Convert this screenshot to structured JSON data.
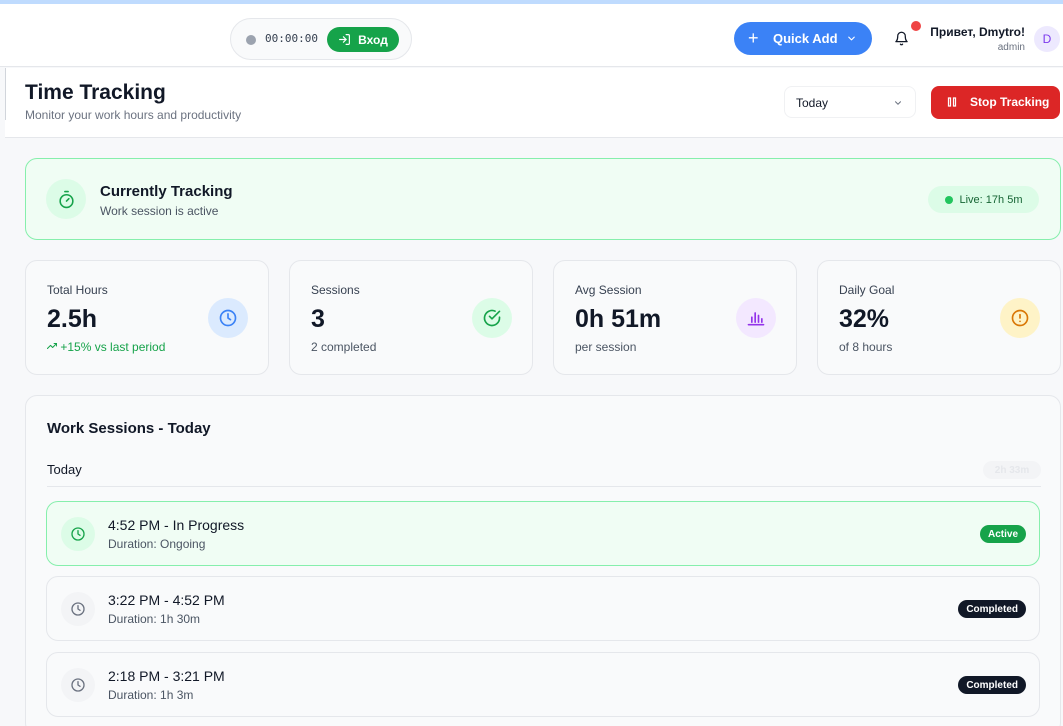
{
  "topbar": {
    "timer": "00:00:00",
    "login_label": "Вход",
    "quick_add_label": "Quick Add",
    "greeting": "Привет, Dmytro!",
    "role": "admin",
    "avatar_initial": "D"
  },
  "page": {
    "title": "Time Tracking",
    "subtitle": "Monitor your work hours and productivity",
    "period": "Today",
    "stop_label": "Stop Tracking"
  },
  "tracking": {
    "title": "Currently Tracking",
    "subtitle": "Work session is active",
    "live": "Live: 17h 5m"
  },
  "stats": [
    {
      "label": "Total Hours",
      "value": "2.5h",
      "note": "+15% vs last period",
      "icon": "clock-icon",
      "color": "#3b82f6"
    },
    {
      "label": "Sessions",
      "value": "3",
      "note": "2 completed",
      "icon": "check-circle-icon",
      "color": "#16a34a"
    },
    {
      "label": "Avg Session",
      "value": "0h 51m",
      "note": "per session",
      "icon": "bar-chart-icon",
      "color": "#9333ea"
    },
    {
      "label": "Daily Goal",
      "value": "32%",
      "note": "of 8 hours",
      "icon": "alert-circle-icon",
      "color": "#d97706"
    }
  ],
  "sessions": {
    "title": "Work Sessions - Today",
    "day_label": "Today",
    "day_total": "2h 33m",
    "items": [
      {
        "time": "4:52 PM - In Progress",
        "duration": "Duration: Ongoing",
        "status": "Active"
      },
      {
        "time": "3:22 PM - 4:52 PM",
        "duration": "Duration: 1h 30m",
        "status": "Completed"
      },
      {
        "time": "2:18 PM - 3:21 PM",
        "duration": "Duration: 1h 3m",
        "status": "Completed"
      }
    ]
  },
  "colors": {
    "primary": "#3b82f6",
    "success": "#16a34a",
    "danger": "#dc2626",
    "notification": "#ef4444"
  }
}
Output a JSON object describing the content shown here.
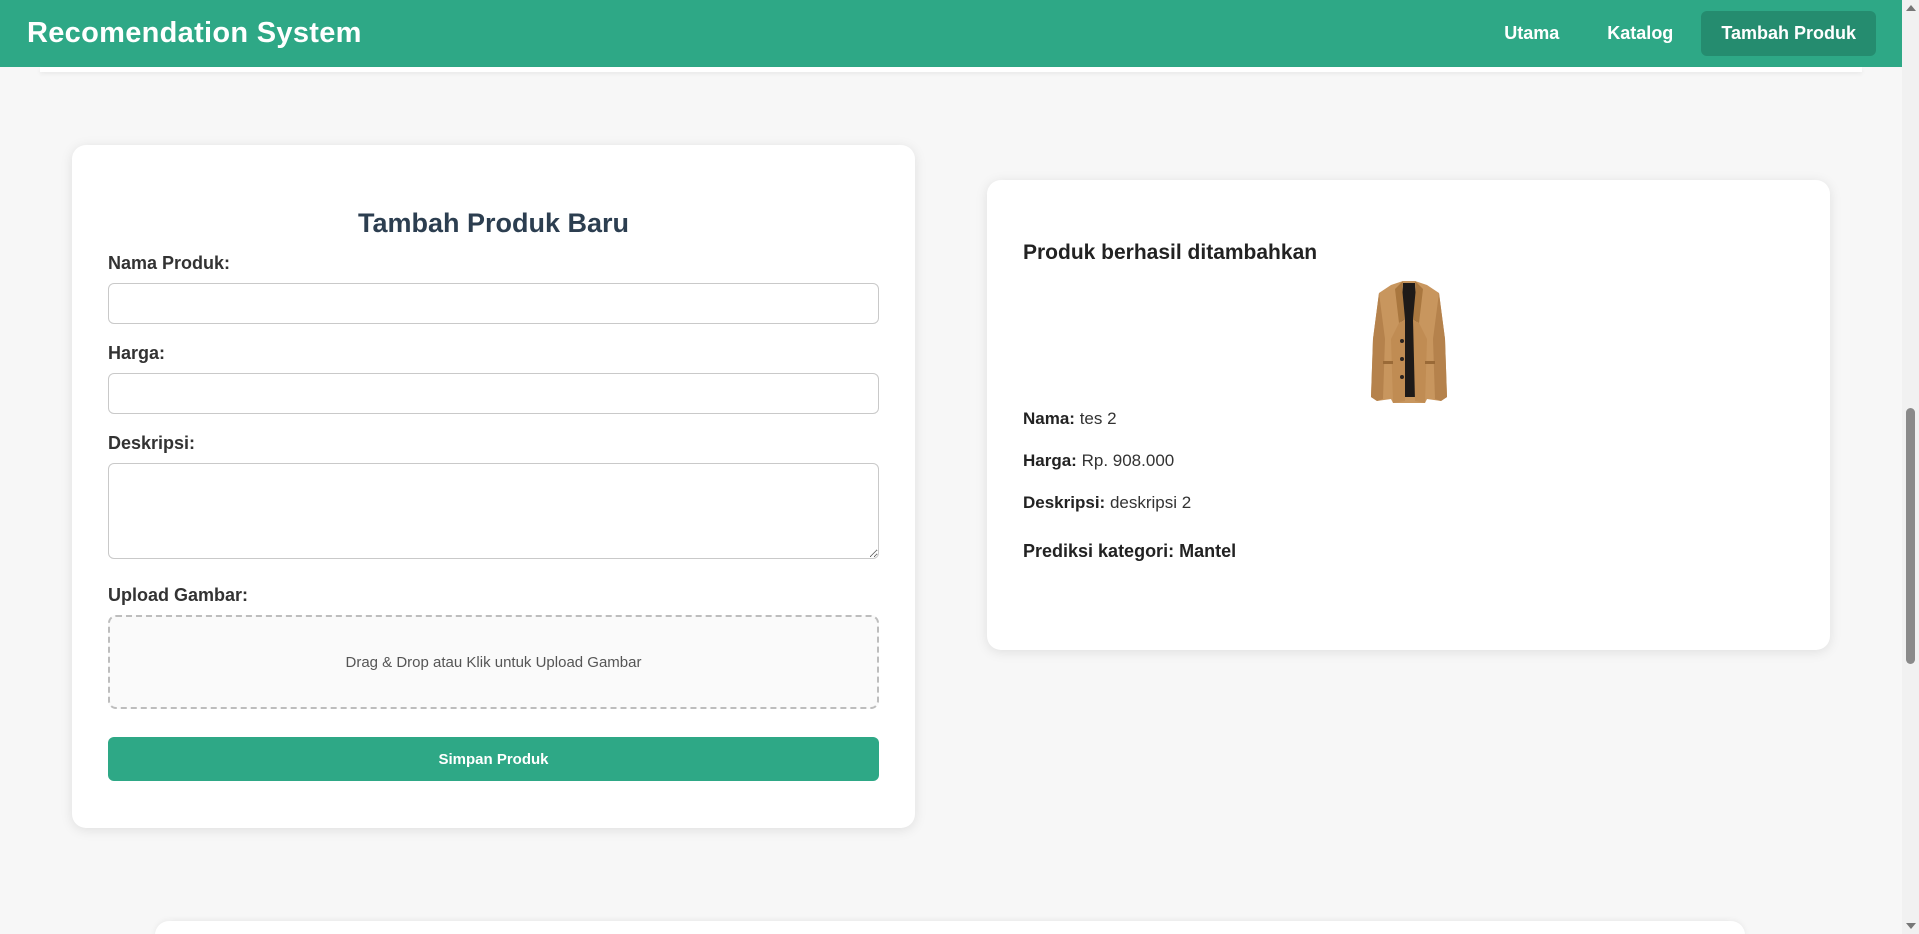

::::

* **Exercise objective**: Filter the data for the string "circle" and copy every line that has it.

* **Expected answer**:
      "icon": "check-circle-icon",
      "icon": "alert-circle-icon",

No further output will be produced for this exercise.